## The problem:
Render the lines from the one containing "For every button, label, input, icon, or" through the one containing "assignee-badge[interactable]: Семён [413, 736, 467, 757]" as a Markdown table with the columns "Number" and "Entry", omitting any blank lines.

## Data to process:
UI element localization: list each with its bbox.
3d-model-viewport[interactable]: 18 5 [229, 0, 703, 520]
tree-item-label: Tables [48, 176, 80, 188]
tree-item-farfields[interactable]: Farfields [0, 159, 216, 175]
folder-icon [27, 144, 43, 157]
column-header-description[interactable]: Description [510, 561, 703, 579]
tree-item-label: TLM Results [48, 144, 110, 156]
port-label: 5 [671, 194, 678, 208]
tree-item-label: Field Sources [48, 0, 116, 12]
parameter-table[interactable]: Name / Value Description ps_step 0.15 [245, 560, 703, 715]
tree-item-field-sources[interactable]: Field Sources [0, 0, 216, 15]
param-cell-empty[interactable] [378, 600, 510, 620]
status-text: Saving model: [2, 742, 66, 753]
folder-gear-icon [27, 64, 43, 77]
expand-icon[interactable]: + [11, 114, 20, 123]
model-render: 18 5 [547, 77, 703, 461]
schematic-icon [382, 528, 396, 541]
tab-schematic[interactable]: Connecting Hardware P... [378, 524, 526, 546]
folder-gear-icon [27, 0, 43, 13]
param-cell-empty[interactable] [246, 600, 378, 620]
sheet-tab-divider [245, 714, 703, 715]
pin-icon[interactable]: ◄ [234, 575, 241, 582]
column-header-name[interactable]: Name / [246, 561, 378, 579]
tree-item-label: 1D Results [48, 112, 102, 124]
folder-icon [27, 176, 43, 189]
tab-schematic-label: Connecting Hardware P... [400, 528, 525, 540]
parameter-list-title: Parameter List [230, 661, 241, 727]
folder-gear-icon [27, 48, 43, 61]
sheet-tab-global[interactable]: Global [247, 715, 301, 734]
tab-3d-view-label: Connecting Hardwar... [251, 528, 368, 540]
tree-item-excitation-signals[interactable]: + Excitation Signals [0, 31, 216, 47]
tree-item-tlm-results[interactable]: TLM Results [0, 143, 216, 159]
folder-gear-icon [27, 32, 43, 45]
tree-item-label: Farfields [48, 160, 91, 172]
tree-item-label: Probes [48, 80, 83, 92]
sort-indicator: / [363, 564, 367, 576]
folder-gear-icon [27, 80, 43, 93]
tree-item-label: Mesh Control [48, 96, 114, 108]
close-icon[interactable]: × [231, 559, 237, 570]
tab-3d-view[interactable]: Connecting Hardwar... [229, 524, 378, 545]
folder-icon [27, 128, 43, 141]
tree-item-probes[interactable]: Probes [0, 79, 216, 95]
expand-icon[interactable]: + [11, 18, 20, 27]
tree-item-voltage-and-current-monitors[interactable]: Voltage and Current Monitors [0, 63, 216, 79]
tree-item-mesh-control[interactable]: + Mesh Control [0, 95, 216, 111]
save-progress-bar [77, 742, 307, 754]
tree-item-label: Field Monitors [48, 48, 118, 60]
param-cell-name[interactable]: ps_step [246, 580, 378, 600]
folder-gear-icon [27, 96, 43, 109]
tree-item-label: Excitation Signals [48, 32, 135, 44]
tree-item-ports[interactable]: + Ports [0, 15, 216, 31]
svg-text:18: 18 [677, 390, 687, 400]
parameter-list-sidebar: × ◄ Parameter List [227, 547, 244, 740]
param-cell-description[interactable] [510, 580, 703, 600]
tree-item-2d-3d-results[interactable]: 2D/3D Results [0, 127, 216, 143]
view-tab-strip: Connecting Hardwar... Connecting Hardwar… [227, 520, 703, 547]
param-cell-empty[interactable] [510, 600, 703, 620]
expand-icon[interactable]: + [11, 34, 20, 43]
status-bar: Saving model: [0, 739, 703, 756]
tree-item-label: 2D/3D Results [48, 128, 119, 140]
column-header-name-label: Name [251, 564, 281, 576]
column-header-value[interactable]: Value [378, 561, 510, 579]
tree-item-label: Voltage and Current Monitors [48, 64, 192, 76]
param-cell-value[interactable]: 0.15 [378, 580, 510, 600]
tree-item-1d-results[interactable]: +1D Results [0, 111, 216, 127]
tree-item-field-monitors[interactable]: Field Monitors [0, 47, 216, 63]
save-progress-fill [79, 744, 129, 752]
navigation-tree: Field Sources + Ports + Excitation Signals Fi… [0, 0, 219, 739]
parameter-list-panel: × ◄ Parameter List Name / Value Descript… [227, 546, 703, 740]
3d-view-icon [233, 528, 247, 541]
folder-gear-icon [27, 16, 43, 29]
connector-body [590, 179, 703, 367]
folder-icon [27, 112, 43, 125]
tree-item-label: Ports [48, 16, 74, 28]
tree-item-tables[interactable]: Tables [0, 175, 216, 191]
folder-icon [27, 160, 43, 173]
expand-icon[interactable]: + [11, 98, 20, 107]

...

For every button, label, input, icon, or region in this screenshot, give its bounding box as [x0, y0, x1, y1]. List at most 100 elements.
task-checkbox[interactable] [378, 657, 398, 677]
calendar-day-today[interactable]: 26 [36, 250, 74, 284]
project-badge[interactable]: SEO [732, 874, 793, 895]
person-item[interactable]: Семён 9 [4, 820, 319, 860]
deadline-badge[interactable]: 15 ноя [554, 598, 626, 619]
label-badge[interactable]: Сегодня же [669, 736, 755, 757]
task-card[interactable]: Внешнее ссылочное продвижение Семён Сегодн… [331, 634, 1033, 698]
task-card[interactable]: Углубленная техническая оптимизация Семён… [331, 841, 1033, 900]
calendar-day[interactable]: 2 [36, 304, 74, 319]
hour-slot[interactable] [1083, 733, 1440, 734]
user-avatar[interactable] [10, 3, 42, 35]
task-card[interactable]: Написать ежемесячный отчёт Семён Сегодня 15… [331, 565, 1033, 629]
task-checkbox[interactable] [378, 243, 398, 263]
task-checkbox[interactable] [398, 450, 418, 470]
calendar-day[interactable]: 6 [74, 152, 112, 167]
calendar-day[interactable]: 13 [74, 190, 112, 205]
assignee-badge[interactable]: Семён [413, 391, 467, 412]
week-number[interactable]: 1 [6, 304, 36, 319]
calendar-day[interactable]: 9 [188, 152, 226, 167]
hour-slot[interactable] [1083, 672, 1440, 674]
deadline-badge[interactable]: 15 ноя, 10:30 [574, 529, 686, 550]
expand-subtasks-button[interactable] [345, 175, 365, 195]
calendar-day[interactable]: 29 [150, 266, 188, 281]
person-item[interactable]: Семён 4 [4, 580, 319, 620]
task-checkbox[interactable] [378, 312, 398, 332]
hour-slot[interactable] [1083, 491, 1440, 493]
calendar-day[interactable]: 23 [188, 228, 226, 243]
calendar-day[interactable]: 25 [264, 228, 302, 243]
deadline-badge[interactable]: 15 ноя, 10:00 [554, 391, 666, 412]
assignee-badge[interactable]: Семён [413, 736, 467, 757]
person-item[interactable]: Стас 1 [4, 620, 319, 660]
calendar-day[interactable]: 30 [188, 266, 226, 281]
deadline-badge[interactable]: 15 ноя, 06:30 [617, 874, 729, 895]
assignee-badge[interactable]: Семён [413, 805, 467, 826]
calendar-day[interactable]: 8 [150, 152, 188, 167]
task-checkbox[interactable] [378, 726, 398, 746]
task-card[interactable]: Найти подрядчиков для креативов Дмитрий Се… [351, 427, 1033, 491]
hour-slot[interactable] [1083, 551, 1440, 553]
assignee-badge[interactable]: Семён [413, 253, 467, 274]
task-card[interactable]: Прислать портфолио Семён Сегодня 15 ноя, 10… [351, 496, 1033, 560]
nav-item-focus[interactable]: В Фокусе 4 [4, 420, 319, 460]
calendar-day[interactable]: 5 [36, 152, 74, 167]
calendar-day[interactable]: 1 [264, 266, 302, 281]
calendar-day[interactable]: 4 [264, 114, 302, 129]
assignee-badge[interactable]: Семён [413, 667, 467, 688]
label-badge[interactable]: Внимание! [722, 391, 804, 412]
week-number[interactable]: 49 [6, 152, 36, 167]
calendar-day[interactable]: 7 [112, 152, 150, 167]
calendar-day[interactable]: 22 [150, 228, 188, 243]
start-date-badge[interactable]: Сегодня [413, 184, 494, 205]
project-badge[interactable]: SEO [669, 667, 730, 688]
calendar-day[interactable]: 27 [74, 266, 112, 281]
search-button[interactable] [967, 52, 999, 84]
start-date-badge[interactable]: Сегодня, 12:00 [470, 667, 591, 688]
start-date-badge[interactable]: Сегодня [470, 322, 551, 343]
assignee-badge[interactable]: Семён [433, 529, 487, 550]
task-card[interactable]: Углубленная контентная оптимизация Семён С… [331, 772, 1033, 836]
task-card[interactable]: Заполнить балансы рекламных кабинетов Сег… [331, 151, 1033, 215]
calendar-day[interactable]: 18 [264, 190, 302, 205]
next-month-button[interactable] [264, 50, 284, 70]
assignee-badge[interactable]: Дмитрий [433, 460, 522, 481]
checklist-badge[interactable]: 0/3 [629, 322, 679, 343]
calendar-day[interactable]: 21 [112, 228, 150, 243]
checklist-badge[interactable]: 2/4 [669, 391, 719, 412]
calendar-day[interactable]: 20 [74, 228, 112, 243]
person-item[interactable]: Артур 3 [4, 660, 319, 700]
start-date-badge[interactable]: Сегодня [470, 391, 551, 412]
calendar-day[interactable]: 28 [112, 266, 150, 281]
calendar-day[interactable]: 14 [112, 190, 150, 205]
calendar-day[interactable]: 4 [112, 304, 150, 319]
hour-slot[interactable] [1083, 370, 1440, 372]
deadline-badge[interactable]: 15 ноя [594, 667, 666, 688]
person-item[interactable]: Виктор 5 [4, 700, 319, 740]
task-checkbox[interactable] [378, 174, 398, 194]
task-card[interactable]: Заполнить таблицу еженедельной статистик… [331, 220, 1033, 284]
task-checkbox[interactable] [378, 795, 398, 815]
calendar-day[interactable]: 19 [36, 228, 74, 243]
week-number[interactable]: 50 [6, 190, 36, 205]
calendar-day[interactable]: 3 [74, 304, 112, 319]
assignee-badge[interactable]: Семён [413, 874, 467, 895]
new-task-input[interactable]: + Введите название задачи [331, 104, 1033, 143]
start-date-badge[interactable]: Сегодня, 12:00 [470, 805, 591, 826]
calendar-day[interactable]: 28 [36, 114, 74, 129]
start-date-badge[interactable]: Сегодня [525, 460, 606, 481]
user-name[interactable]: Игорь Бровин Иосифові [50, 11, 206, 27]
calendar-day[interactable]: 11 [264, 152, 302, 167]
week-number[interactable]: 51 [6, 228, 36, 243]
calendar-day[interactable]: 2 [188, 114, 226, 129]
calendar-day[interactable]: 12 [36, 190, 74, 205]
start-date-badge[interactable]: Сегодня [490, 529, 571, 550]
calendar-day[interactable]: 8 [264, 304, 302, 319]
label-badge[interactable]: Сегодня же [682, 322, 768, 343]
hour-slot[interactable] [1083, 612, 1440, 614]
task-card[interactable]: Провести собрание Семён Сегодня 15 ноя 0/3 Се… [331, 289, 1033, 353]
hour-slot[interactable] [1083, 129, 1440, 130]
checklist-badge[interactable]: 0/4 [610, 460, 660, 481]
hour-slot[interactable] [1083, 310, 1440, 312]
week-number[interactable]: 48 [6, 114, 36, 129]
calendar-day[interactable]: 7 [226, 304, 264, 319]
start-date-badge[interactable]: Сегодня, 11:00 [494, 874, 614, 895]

==

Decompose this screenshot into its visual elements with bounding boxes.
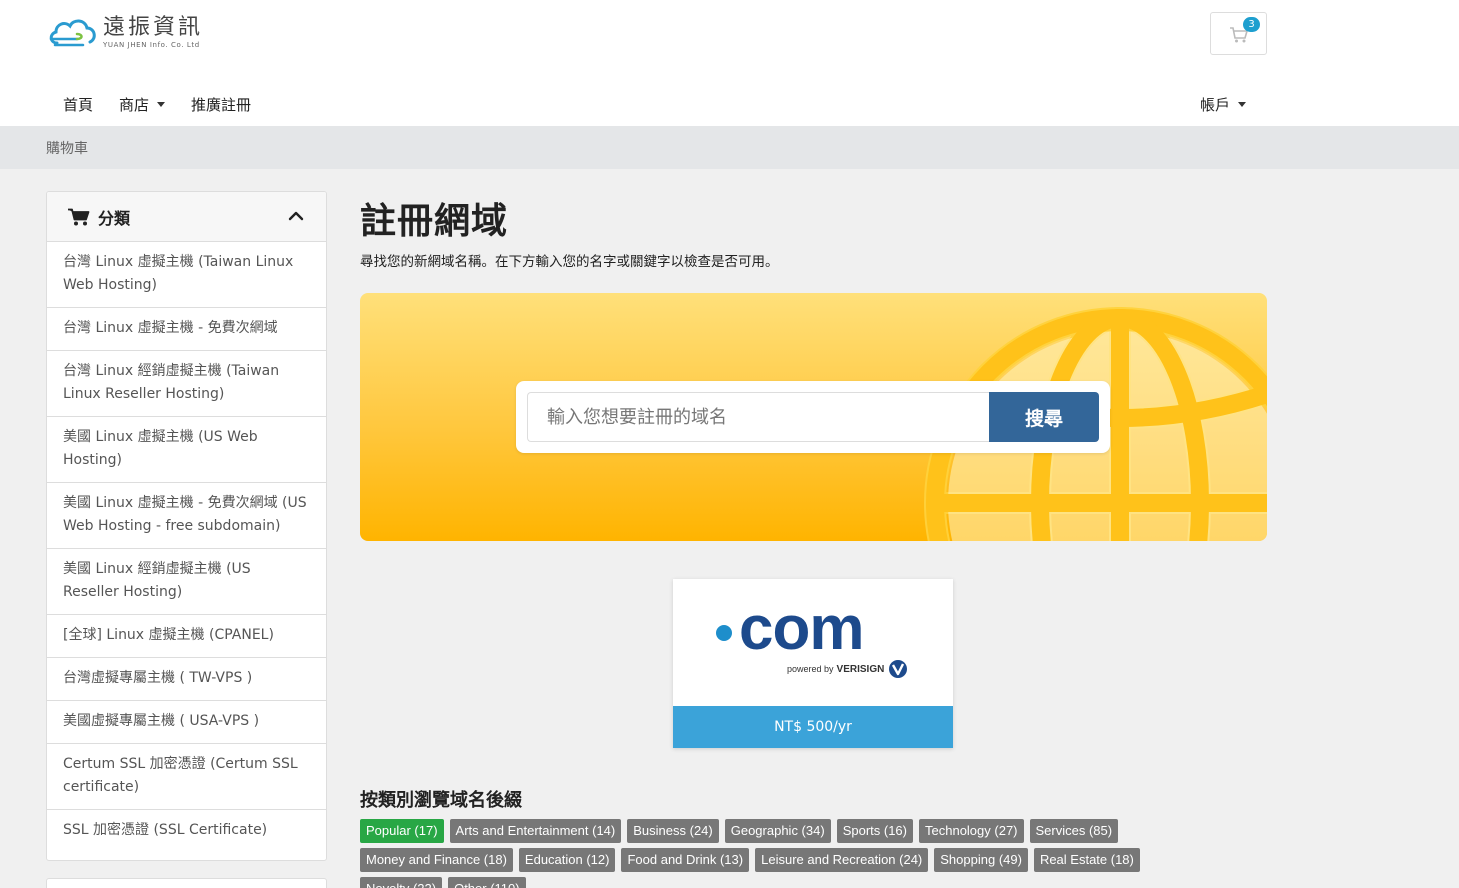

## Task response:
| Number | Entry |
|---|---|
| 1 | For every button, label, input, icon, or region in this screenshot, give its bounding box as [x0, y0, x1, y1]. List at most 100 elements. |
| 2 | task-checkbox[interactable] [378, 657, 398, 677] |
| 3 | calendar-day-today[interactable]: 26 [36, 250, 74, 284] |
| 4 | project-badge[interactable]: SEO [732, 874, 793, 895] |
| 5 | person-item[interactable]: Семён 9 [4, 820, 319, 860] |
| 6 | deadline-badge[interactable]: 15 ноя [554, 598, 626, 619] |
| 7 | label-badge[interactable]: Сегодня же [669, 736, 755, 757] |
| 8 | task-card[interactable]: Внешнее ссылочное продвижение Семён Сегодн… [331, 634, 1033, 698] |
| 9 | task-card[interactable]: Углубленная техническая оптимизация Семён… [331, 841, 1033, 900] |
| 10 | calendar-day[interactable]: 2 [36, 304, 74, 319] |
| 11 | hour-slot[interactable] [1083, 733, 1440, 734] |
| 12 | user-avatar[interactable] [10, 3, 42, 35] |
| 13 | task-card[interactable]: Написать ежемесячный отчёт Семён Сегодня 15… [331, 565, 1033, 629] |
| 14 | task-checkbox[interactable] [378, 243, 398, 263] |
| 15 | task-checkbox[interactable] [398, 450, 418, 470] |
| 16 | calendar-day[interactable]: 6 [74, 152, 112, 167] |
| 17 | calendar-day[interactable]: 13 [74, 190, 112, 205] |
| 18 | assignee-badge[interactable]: Семён [413, 391, 467, 412] |
| 19 | week-number[interactable]: 1 [6, 304, 36, 319] |
| 20 | calendar-day[interactable]: 9 [188, 152, 226, 167] |
| 21 | hour-slot[interactable] [1083, 672, 1440, 674] |
| 22 | deadline-badge[interactable]: 15 ноя, 10:30 [574, 529, 686, 550] |
| 23 | expand-subtasks-button[interactable] [345, 175, 365, 195] |
| 24 | calendar-day[interactable]: 29 [150, 266, 188, 281] |
| 25 | person-item[interactable]: Семён 4 [4, 580, 319, 620] |
| 26 | task-checkbox[interactable] [378, 312, 398, 332] |
| 27 | hour-slot[interactable] [1083, 491, 1440, 493] |
| 28 | calendar-day[interactable]: 23 [188, 228, 226, 243] |
| 29 | calendar-day[interactable]: 25 [264, 228, 302, 243] |
| 30 | deadline-badge[interactable]: 15 ноя, 10:00 [554, 391, 666, 412] |
| 31 | assignee-badge[interactable]: Семён [413, 736, 467, 757] |